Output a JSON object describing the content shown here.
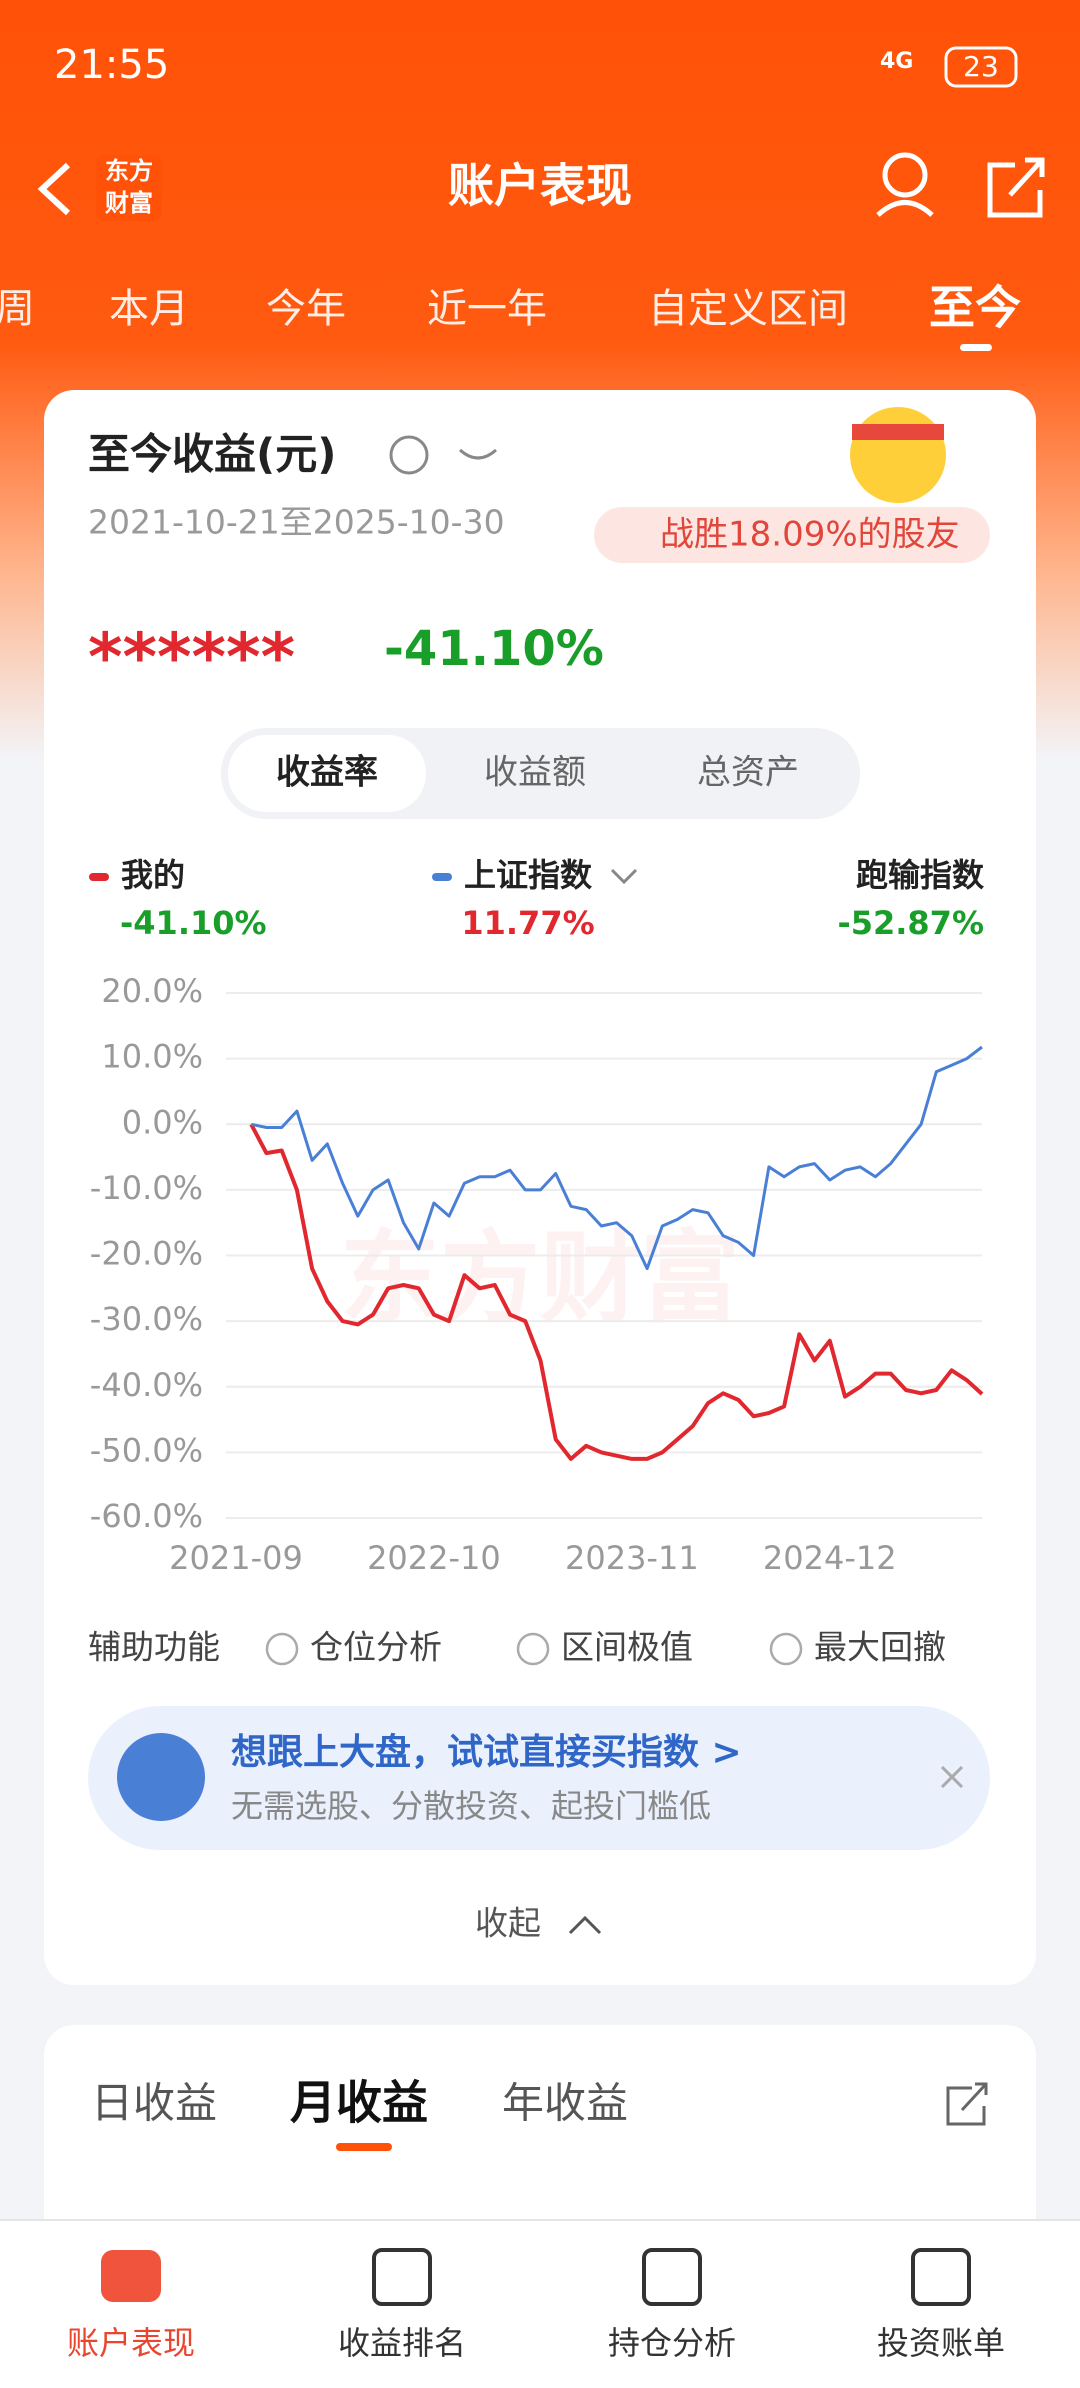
{
  "status_bar": {
    "time": "21:55",
    "network": "4G",
    "battery": "23"
  },
  "header": {
    "title": "账户表现",
    "logo": [
      "东方",
      "财富"
    ]
  },
  "period_tabs": [
    "周",
    "本月",
    "今年",
    "近一年",
    "自定义区间",
    "至今"
  ],
  "summary": {
    "title": "至今收益(元)",
    "date_range": "2021-10-21至2025-10-30",
    "badge": "战胜18.09%的股友",
    "hidden_amount": "******",
    "return": "-41.10%"
  },
  "metric_tabs": [
    "收益率",
    "收益额",
    "总资产"
  ],
  "legend_values": [
    "-41.10%",
    "11.77%",
    "-52.87%"
  ],
  "legend_extra_name": "跑输指数",
  "watermark": "东方财富",
  "chart_data": {
    "type": "line",
    "x": [
      "2021-10",
      "2021-11",
      "2021-12",
      "2022-01",
      "2022-02",
      "2022-03",
      "2022-04",
      "2022-05",
      "2022-06",
      "2022-07",
      "2022-08",
      "2022-09",
      "2022-10",
      "2022-11",
      "2022-12",
      "2023-01",
      "2023-02",
      "2023-03",
      "2023-04",
      "2023-05",
      "2023-06",
      "2023-07",
      "2023-08",
      "2023-09",
      "2023-10",
      "2023-11",
      "2023-12",
      "2024-01",
      "2024-02",
      "2024-03",
      "2024-04",
      "2024-05",
      "2024-06",
      "2024-07",
      "2024-08",
      "2024-09",
      "2024-10",
      "2024-11",
      "2024-12",
      "2025-01",
      "2025-02",
      "2025-03",
      "2025-04",
      "2025-05",
      "2025-06",
      "2025-07",
      "2025-08",
      "2025-09",
      "2025-10"
    ],
    "series": [
      {
        "name": "我的",
        "color": "#e0282e",
        "values": [
          0,
          -4.4,
          -4,
          -10,
          -22,
          -27,
          -30,
          -30.5,
          -29,
          -25,
          -24.5,
          -25,
          -29,
          -30,
          -23,
          -25,
          -24.5,
          -29,
          -30,
          -36,
          -48,
          -51,
          -49,
          -50,
          -50.5,
          -51,
          -51,
          -50,
          -48,
          -46,
          -42.5,
          -41,
          -42,
          -44.5,
          -44,
          -43,
          -32,
          -36,
          -33,
          -41.5,
          -40,
          -38,
          -38,
          -40.5,
          -41,
          -40.5,
          -37.5,
          -39,
          -41.1
        ]
      },
      {
        "name": "上证指数",
        "color": "#4a7fd6",
        "values": [
          0,
          -0.5,
          -0.5,
          2,
          -5.5,
          -3,
          -9,
          -14,
          -10,
          -8.5,
          -15,
          -19,
          -12,
          -14,
          -9,
          -8,
          -8,
          -7,
          -10,
          -10,
          -7.5,
          -12.5,
          -13,
          -15.5,
          -15,
          -17,
          -22,
          -15.5,
          -14.5,
          -13,
          -13.5,
          -17,
          -18,
          -20,
          -6.5,
          -8,
          -6.5,
          -6,
          -8.5,
          -7,
          -6.5,
          -8,
          -6,
          -3,
          0,
          8,
          9,
          10,
          11.77
        ]
      }
    ],
    "xlim": [
      "2021-09",
      "2025-10"
    ],
    "xticks": [
      "2021-09",
      "2022-10",
      "2023-11",
      "2024-12"
    ],
    "ylim": [
      -60,
      20
    ],
    "yticks": [
      {
        "value": 20,
        "label": "20.0%"
      },
      {
        "value": 10,
        "label": "10.0%"
      },
      {
        "value": 0,
        "label": "0.0%"
      },
      {
        "value": -10,
        "label": "-10.0%"
      },
      {
        "value": -20,
        "label": "-20.0%"
      },
      {
        "value": -30,
        "label": "-30.0%"
      },
      {
        "value": -40,
        "label": "-40.0%"
      },
      {
        "value": -50,
        "label": "-50.0%"
      },
      {
        "value": -60,
        "label": "-60.0%"
      }
    ],
    "grid": true
  },
  "aux": {
    "label": "辅助功能",
    "options": [
      "仓位分析",
      "区间极值",
      "最大回撤"
    ]
  },
  "banner": {
    "title": "想跟上大盘，试试直接买指数 >",
    "subtitle": "无需选股、分散投资、起投门槛低"
  },
  "collapse": "收起",
  "earnings_tabs": [
    "日收益",
    "月收益",
    "年收益"
  ],
  "bottom_nav": [
    "账户表现",
    "收益排名",
    "持仓分析",
    "投资账单"
  ]
}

....................

**Work instructions**
Strip out the pictures and quote the remaining data word for word.

**Reply to the exercise**
Output a JSON object describing the content shown here.
{
  "status_bar": {
    "time": "21:55",
    "network": "4G",
    "battery": "23"
  },
  "header": {
    "title": "账户表现",
    "logo": [
      "东方",
      "财富"
    ]
  },
  "period_tabs": [
    "周",
    "本月",
    "今年",
    "近一年",
    "自定义区间",
    "至今"
  ],
  "summary": {
    "title": "至今收益(元)",
    "date_range": "2021-10-21至2025-10-30",
    "badge": "战胜18.09%的股友",
    "hidden_amount": "******",
    "return": "-41.10%"
  },
  "metric_tabs": [
    "收益率",
    "收益额",
    "总资产"
  ],
  "legend_values": [
    "-41.10%",
    "11.77%",
    "-52.87%"
  ],
  "legend_extra_name": "跑输指数",
  "watermark": "东方财富",
  "chart_data": {
    "type": "line",
    "x": [
      "2021-10",
      "2021-11",
      "2021-12",
      "2022-01",
      "2022-02",
      "2022-03",
      "2022-04",
      "2022-05",
      "2022-06",
      "2022-07",
      "2022-08",
      "2022-09",
      "2022-10",
      "2022-11",
      "2022-12",
      "2023-01",
      "2023-02",
      "2023-03",
      "2023-04",
      "2023-05",
      "2023-06",
      "2023-07",
      "2023-08",
      "2023-09",
      "2023-10",
      "2023-11",
      "2023-12",
      "2024-01",
      "2024-02",
      "2024-03",
      "2024-04",
      "2024-05",
      "2024-06",
      "2024-07",
      "2024-08",
      "2024-09",
      "2024-10",
      "2024-11",
      "2024-12",
      "2025-01",
      "2025-02",
      "2025-03",
      "2025-04",
      "2025-05",
      "2025-06",
      "2025-07",
      "2025-08",
      "2025-09",
      "2025-10"
    ],
    "series": [
      {
        "name": "我的",
        "color": "#e0282e",
        "values": [
          0,
          -4.4,
          -4,
          -10,
          -22,
          -27,
          -30,
          -30.5,
          -29,
          -25,
          -24.5,
          -25,
          -29,
          -30,
          -23,
          -25,
          -24.5,
          -29,
          -30,
          -36,
          -48,
          -51,
          -49,
          -50,
          -50.5,
          -51,
          -51,
          -50,
          -48,
          -46,
          -42.5,
          -41,
          -42,
          -44.5,
          -44,
          -43,
          -32,
          -36,
          -33,
          -41.5,
          -40,
          -38,
          -38,
          -40.5,
          -41,
          -40.5,
          -37.5,
          -39,
          -41.1
        ]
      },
      {
        "name": "上证指数",
        "color": "#4a7fd6",
        "values": [
          0,
          -0.5,
          -0.5,
          2,
          -5.5,
          -3,
          -9,
          -14,
          -10,
          -8.5,
          -15,
          -19,
          -12,
          -14,
          -9,
          -8,
          -8,
          -7,
          -10,
          -10,
          -7.5,
          -12.5,
          -13,
          -15.5,
          -15,
          -17,
          -22,
          -15.5,
          -14.5,
          -13,
          -13.5,
          -17,
          -18,
          -20,
          -6.5,
          -8,
          -6.5,
          -6,
          -8.5,
          -7,
          -6.5,
          -8,
          -6,
          -3,
          0,
          8,
          9,
          10,
          11.77
        ]
      }
    ],
    "xlim": [
      "2021-09",
      "2025-10"
    ],
    "xticks": [
      "2021-09",
      "2022-10",
      "2023-11",
      "2024-12"
    ],
    "ylim": [
      -60,
      20
    ],
    "yticks": [
      {
        "value": 20,
        "label": "20.0%"
      },
      {
        "value": 10,
        "label": "10.0%"
      },
      {
        "value": 0,
        "label": "0.0%"
      },
      {
        "value": -10,
        "label": "-10.0%"
      },
      {
        "value": -20,
        "label": "-20.0%"
      },
      {
        "value": -30,
        "label": "-30.0%"
      },
      {
        "value": -40,
        "label": "-40.0%"
      },
      {
        "value": -50,
        "label": "-50.0%"
      },
      {
        "value": -60,
        "label": "-60.0%"
      }
    ],
    "grid": true
  },
  "aux": {
    "label": "辅助功能",
    "options": [
      "仓位分析",
      "区间极值",
      "最大回撤"
    ]
  },
  "banner": {
    "title": "想跟上大盘，试试直接买指数 >",
    "subtitle": "无需选股、分散投资、起投门槛低"
  },
  "collapse": "收起",
  "earnings_tabs": [
    "日收益",
    "月收益",
    "年收益"
  ],
  "bottom_nav": [
    "账户表现",
    "收益排名",
    "持仓分析",
    "投资账单"
  ]
}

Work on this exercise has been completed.